Required task:
Could you turn every line of the data below into a numbered list, leaving out any blank lines?

[Annotations of layout elements]
* BEGIN *

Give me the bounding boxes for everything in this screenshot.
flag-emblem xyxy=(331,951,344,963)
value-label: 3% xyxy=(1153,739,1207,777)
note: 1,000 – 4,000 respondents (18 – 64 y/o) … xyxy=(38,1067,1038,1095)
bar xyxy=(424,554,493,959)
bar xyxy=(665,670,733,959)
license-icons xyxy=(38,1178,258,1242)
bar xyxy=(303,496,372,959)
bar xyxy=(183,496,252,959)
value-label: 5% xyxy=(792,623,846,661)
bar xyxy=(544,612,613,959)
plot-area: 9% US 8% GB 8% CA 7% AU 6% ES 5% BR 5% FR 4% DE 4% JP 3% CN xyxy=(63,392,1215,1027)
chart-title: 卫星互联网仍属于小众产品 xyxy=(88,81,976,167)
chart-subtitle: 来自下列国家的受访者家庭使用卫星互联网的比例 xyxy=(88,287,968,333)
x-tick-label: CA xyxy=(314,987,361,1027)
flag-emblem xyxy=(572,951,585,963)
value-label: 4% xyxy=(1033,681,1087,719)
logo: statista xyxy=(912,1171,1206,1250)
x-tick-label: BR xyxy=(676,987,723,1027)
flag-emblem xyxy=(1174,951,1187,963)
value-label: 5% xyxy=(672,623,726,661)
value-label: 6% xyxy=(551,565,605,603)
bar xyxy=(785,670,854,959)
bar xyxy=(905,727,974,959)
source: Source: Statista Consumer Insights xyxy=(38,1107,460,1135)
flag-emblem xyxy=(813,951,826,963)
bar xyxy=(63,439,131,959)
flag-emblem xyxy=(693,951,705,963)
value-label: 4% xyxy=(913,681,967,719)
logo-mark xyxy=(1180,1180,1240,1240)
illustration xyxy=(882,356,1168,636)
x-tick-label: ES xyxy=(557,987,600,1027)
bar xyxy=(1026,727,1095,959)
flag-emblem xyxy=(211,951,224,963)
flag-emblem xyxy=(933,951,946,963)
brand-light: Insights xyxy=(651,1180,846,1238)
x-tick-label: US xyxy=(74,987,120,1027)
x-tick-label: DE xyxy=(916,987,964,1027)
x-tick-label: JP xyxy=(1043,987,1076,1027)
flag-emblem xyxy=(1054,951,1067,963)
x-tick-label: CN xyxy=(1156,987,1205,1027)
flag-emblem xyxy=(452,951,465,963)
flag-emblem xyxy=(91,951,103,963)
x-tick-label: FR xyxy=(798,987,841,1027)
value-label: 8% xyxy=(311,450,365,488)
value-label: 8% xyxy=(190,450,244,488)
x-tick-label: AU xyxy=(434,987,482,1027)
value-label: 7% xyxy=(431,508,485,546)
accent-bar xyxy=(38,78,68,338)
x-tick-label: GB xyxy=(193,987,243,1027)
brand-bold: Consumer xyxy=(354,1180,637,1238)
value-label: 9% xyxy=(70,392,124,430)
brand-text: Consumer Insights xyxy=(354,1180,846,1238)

* END *

The result:
1. Give me the bounding boxes for everything in this screenshot.
2. flag-emblem xyxy=(331,951,344,963)
3. value-label: 3% xyxy=(1153,739,1207,777)
4. note: 1,000 – 4,000 respondents (18 – 64 y/o) … xyxy=(38,1067,1038,1095)
5. bar xyxy=(424,554,493,959)
6. bar xyxy=(665,670,733,959)
7. license-icons xyxy=(38,1178,258,1242)
8. bar xyxy=(303,496,372,959)
9. bar xyxy=(183,496,252,959)
10. value-label: 5% xyxy=(792,623,846,661)
11. bar xyxy=(544,612,613,959)
12. plot-area: 9% US 8% GB 8% CA 7% AU 6% ES 5% BR 5% FR 4% DE 4% JP 3% CN xyxy=(63,392,1215,1027)
13. chart-title: 卫星互联网仍属于小众产品 xyxy=(88,81,976,167)
14. chart-subtitle: 来自下列国家的受访者家庭使用卫星互联网的比例 xyxy=(88,287,968,333)
15. x-tick-label: CA xyxy=(314,987,361,1027)
16. flag-emblem xyxy=(572,951,585,963)
17. value-label: 4% xyxy=(1033,681,1087,719)
18. logo: statista xyxy=(912,1171,1206,1250)
19. x-tick-label: BR xyxy=(676,987,723,1027)
20. flag-emblem xyxy=(1174,951,1187,963)
21. value-label: 5% xyxy=(672,623,726,661)
22. value-label: 6% xyxy=(551,565,605,603)
23. bar xyxy=(785,670,854,959)
24. bar xyxy=(905,727,974,959)
25. source: Source: Statista Consumer Insights xyxy=(38,1107,460,1135)
26. flag-emblem xyxy=(813,951,826,963)
27. bar xyxy=(63,439,131,959)
28. flag-emblem xyxy=(693,951,705,963)
29. value-label: 4% xyxy=(913,681,967,719)
30. logo-mark xyxy=(1180,1180,1240,1240)
31. illustration xyxy=(882,356,1168,636)
32. x-tick-label: ES xyxy=(557,987,600,1027)
33. bar xyxy=(1026,727,1095,959)
34. flag-emblem xyxy=(211,951,224,963)
35. flag-emblem xyxy=(933,951,946,963)
36. brand-light: Insights xyxy=(651,1180,846,1238)
37. x-tick-label: US xyxy=(74,987,120,1027)
38. x-tick-label: DE xyxy=(916,987,964,1027)
39. x-tick-label: JP xyxy=(1043,987,1076,1027)
40. flag-emblem xyxy=(1054,951,1067,963)
41. x-tick-label: CN xyxy=(1156,987,1205,1027)
42. flag-emblem xyxy=(452,951,465,963)
43. flag-emblem xyxy=(91,951,103,963)
44. x-tick-label: FR xyxy=(798,987,841,1027)
45. value-label: 8% xyxy=(311,450,365,488)
46. value-label: 8% xyxy=(190,450,244,488)
47. x-tick-label: AU xyxy=(434,987,482,1027)
48. value-label: 7% xyxy=(431,508,485,546)
49. accent-bar xyxy=(38,78,68,338)
50. x-tick-label: GB xyxy=(193,987,243,1027)
51. brand-bold: Consumer xyxy=(354,1180,637,1238)
52. value-label: 9% xyxy=(70,392,124,430)
53. brand-text: Consumer Insights xyxy=(354,1180,846,1238)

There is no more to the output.